■ **Data provided**:

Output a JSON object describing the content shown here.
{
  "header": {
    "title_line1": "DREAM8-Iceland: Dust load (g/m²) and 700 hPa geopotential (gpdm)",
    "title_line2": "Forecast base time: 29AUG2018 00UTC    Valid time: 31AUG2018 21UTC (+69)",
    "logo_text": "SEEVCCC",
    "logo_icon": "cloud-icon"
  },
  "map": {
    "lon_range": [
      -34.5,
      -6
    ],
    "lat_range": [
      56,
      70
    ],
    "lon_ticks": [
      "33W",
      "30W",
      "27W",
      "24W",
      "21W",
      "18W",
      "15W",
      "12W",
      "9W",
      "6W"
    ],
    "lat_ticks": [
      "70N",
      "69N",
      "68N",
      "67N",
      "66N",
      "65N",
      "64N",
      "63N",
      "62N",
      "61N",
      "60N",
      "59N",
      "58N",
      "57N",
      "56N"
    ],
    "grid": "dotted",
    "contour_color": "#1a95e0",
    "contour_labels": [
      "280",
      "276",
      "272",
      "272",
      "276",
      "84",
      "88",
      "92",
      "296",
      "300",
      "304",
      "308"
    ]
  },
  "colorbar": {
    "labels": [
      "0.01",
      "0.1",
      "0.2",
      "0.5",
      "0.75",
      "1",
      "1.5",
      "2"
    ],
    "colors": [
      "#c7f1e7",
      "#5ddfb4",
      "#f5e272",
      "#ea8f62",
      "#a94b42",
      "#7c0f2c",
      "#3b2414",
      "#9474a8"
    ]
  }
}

■ **Task requirements**: Copy out all of the lines above exactly.

■ **Completed exercise**:
Output a JSON object describing the content shown here.
{
  "header": {
    "title_line1": "DREAM8-Iceland: Dust load (g/m²) and 700 hPa geopotential (gpdm)",
    "title_line2": "Forecast base time: 29AUG2018 00UTC    Valid time: 31AUG2018 21UTC (+69)",
    "logo_text": "SEEVCCC",
    "logo_icon": "cloud-icon"
  },
  "map": {
    "lon_range": [
      -34.5,
      -6
    ],
    "lat_range": [
      56,
      70
    ],
    "lon_ticks": [
      "33W",
      "30W",
      "27W",
      "24W",
      "21W",
      "18W",
      "15W",
      "12W",
      "9W",
      "6W"
    ],
    "lat_ticks": [
      "70N",
      "69N",
      "68N",
      "67N",
      "66N",
      "65N",
      "64N",
      "63N",
      "62N",
      "61N",
      "60N",
      "59N",
      "58N",
      "57N",
      "56N"
    ],
    "grid": "dotted",
    "contour_color": "#1a95e0",
    "contour_labels": [
      "280",
      "276",
      "272",
      "272",
      "276",
      "84",
      "88",
      "92",
      "296",
      "300",
      "304",
      "308"
    ]
  },
  "colorbar": {
    "labels": [
      "0.01",
      "0.1",
      "0.2",
      "0.5",
      "0.75",
      "1",
      "1.5",
      "2"
    ],
    "colors": [
      "#c7f1e7",
      "#5ddfb4",
      "#f5e272",
      "#ea8f62",
      "#a94b42",
      "#7c0f2c",
      "#3b2414",
      "#9474a8"
    ]
  }
}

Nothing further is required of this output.